Output every entry exactly as written.

* * * * *

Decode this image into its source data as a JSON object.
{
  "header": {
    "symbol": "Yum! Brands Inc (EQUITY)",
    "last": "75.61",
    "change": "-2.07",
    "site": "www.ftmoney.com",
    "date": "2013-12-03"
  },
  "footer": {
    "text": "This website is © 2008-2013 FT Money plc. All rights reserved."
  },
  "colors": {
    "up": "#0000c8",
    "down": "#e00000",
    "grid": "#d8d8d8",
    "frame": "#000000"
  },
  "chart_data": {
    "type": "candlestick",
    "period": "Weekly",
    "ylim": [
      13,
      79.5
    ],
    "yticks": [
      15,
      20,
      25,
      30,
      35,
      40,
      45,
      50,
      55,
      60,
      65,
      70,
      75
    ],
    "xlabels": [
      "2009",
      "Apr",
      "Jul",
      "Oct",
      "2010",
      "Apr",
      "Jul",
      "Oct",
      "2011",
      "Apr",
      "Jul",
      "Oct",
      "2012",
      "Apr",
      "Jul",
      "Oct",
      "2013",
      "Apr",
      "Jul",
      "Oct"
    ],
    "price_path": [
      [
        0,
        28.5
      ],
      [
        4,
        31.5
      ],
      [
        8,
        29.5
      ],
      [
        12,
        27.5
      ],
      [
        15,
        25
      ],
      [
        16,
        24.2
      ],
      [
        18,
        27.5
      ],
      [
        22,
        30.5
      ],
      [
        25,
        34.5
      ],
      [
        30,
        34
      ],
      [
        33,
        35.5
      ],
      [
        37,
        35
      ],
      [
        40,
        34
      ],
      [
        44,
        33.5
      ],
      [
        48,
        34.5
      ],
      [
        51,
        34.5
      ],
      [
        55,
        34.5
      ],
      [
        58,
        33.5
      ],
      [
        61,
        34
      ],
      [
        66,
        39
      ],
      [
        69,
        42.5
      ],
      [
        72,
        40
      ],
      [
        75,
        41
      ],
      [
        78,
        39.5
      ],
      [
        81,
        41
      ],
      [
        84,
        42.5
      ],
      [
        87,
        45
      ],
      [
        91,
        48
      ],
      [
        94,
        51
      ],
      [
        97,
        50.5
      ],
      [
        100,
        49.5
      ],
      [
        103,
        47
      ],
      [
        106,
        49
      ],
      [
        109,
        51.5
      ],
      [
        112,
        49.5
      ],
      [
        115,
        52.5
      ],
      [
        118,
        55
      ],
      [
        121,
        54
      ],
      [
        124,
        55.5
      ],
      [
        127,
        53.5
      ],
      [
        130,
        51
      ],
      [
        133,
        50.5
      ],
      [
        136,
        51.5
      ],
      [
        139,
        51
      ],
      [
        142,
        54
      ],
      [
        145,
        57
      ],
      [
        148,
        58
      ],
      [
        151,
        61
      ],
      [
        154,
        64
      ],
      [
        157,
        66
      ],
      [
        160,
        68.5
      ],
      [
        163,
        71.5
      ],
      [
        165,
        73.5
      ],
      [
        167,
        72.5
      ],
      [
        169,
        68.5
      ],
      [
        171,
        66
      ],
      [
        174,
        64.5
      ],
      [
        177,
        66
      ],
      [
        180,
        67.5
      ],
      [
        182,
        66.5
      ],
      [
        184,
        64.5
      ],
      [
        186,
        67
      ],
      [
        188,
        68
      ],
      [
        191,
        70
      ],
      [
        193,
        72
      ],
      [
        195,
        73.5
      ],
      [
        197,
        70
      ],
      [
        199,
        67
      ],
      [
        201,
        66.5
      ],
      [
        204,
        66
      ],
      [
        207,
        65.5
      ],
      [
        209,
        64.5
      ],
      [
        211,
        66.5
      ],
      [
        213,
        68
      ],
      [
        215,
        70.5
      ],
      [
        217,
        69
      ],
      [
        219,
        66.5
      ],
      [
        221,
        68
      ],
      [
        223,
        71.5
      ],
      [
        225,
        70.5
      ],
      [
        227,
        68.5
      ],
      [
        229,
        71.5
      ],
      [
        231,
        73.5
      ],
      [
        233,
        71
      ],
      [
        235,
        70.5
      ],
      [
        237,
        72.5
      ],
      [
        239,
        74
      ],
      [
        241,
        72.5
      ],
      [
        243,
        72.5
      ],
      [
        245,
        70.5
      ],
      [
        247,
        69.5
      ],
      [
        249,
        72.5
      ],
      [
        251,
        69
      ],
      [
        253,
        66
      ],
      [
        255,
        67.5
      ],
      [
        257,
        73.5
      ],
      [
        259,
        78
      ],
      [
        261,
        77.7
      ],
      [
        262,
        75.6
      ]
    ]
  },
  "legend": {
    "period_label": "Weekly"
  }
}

* * * * *

* Answer to the task:
Decode this image into its source data as a JSON object.
{
  "header": {
    "symbol": "Yum! Brands Inc (EQUITY)",
    "last": "75.61",
    "change": "-2.07",
    "site": "www.ftmoney.com",
    "date": "2013-12-03"
  },
  "footer": {
    "text": "This website is © 2008-2013 FT Money plc. All rights reserved."
  },
  "colors": {
    "up": "#0000c8",
    "down": "#e00000",
    "grid": "#d8d8d8",
    "frame": "#000000"
  },
  "chart_data": {
    "type": "candlestick",
    "period": "Weekly",
    "ylim": [
      13,
      79.5
    ],
    "yticks": [
      15,
      20,
      25,
      30,
      35,
      40,
      45,
      50,
      55,
      60,
      65,
      70,
      75
    ],
    "xlabels": [
      "2009",
      "Apr",
      "Jul",
      "Oct",
      "2010",
      "Apr",
      "Jul",
      "Oct",
      "2011",
      "Apr",
      "Jul",
      "Oct",
      "2012",
      "Apr",
      "Jul",
      "Oct",
      "2013",
      "Apr",
      "Jul",
      "Oct"
    ],
    "price_path": [
      [
        0,
        28.5
      ],
      [
        4,
        31.5
      ],
      [
        8,
        29.5
      ],
      [
        12,
        27.5
      ],
      [
        15,
        25
      ],
      [
        16,
        24.2
      ],
      [
        18,
        27.5
      ],
      [
        22,
        30.5
      ],
      [
        25,
        34.5
      ],
      [
        30,
        34
      ],
      [
        33,
        35.5
      ],
      [
        37,
        35
      ],
      [
        40,
        34
      ],
      [
        44,
        33.5
      ],
      [
        48,
        34.5
      ],
      [
        51,
        34.5
      ],
      [
        55,
        34.5
      ],
      [
        58,
        33.5
      ],
      [
        61,
        34
      ],
      [
        66,
        39
      ],
      [
        69,
        42.5
      ],
      [
        72,
        40
      ],
      [
        75,
        41
      ],
      [
        78,
        39.5
      ],
      [
        81,
        41
      ],
      [
        84,
        42.5
      ],
      [
        87,
        45
      ],
      [
        91,
        48
      ],
      [
        94,
        51
      ],
      [
        97,
        50.5
      ],
      [
        100,
        49.5
      ],
      [
        103,
        47
      ],
      [
        106,
        49
      ],
      [
        109,
        51.5
      ],
      [
        112,
        49.5
      ],
      [
        115,
        52.5
      ],
      [
        118,
        55
      ],
      [
        121,
        54
      ],
      [
        124,
        55.5
      ],
      [
        127,
        53.5
      ],
      [
        130,
        51
      ],
      [
        133,
        50.5
      ],
      [
        136,
        51.5
      ],
      [
        139,
        51
      ],
      [
        142,
        54
      ],
      [
        145,
        57
      ],
      [
        148,
        58
      ],
      [
        151,
        61
      ],
      [
        154,
        64
      ],
      [
        157,
        66
      ],
      [
        160,
        68.5
      ],
      [
        163,
        71.5
      ],
      [
        165,
        73.5
      ],
      [
        167,
        72.5
      ],
      [
        169,
        68.5
      ],
      [
        171,
        66
      ],
      [
        174,
        64.5
      ],
      [
        177,
        66
      ],
      [
        180,
        67.5
      ],
      [
        182,
        66.5
      ],
      [
        184,
        64.5
      ],
      [
        186,
        67
      ],
      [
        188,
        68
      ],
      [
        191,
        70
      ],
      [
        193,
        72
      ],
      [
        195,
        73.5
      ],
      [
        197,
        70
      ],
      [
        199,
        67
      ],
      [
        201,
        66.5
      ],
      [
        204,
        66
      ],
      [
        207,
        65.5
      ],
      [
        209,
        64.5
      ],
      [
        211,
        66.5
      ],
      [
        213,
        68
      ],
      [
        215,
        70.5
      ],
      [
        217,
        69
      ],
      [
        219,
        66.5
      ],
      [
        221,
        68
      ],
      [
        223,
        71.5
      ],
      [
        225,
        70.5
      ],
      [
        227,
        68.5
      ],
      [
        229,
        71.5
      ],
      [
        231,
        73.5
      ],
      [
        233,
        71
      ],
      [
        235,
        70.5
      ],
      [
        237,
        72.5
      ],
      [
        239,
        74
      ],
      [
        241,
        72.5
      ],
      [
        243,
        72.5
      ],
      [
        245,
        70.5
      ],
      [
        247,
        69.5
      ],
      [
        249,
        72.5
      ],
      [
        251,
        69
      ],
      [
        253,
        66
      ],
      [
        255,
        67.5
      ],
      [
        257,
        73.5
      ],
      [
        259,
        78
      ],
      [
        261,
        77.7
      ],
      [
        262,
        75.6
      ]
    ]
  },
  "legend": {
    "period_label": "Weekly"
  }
}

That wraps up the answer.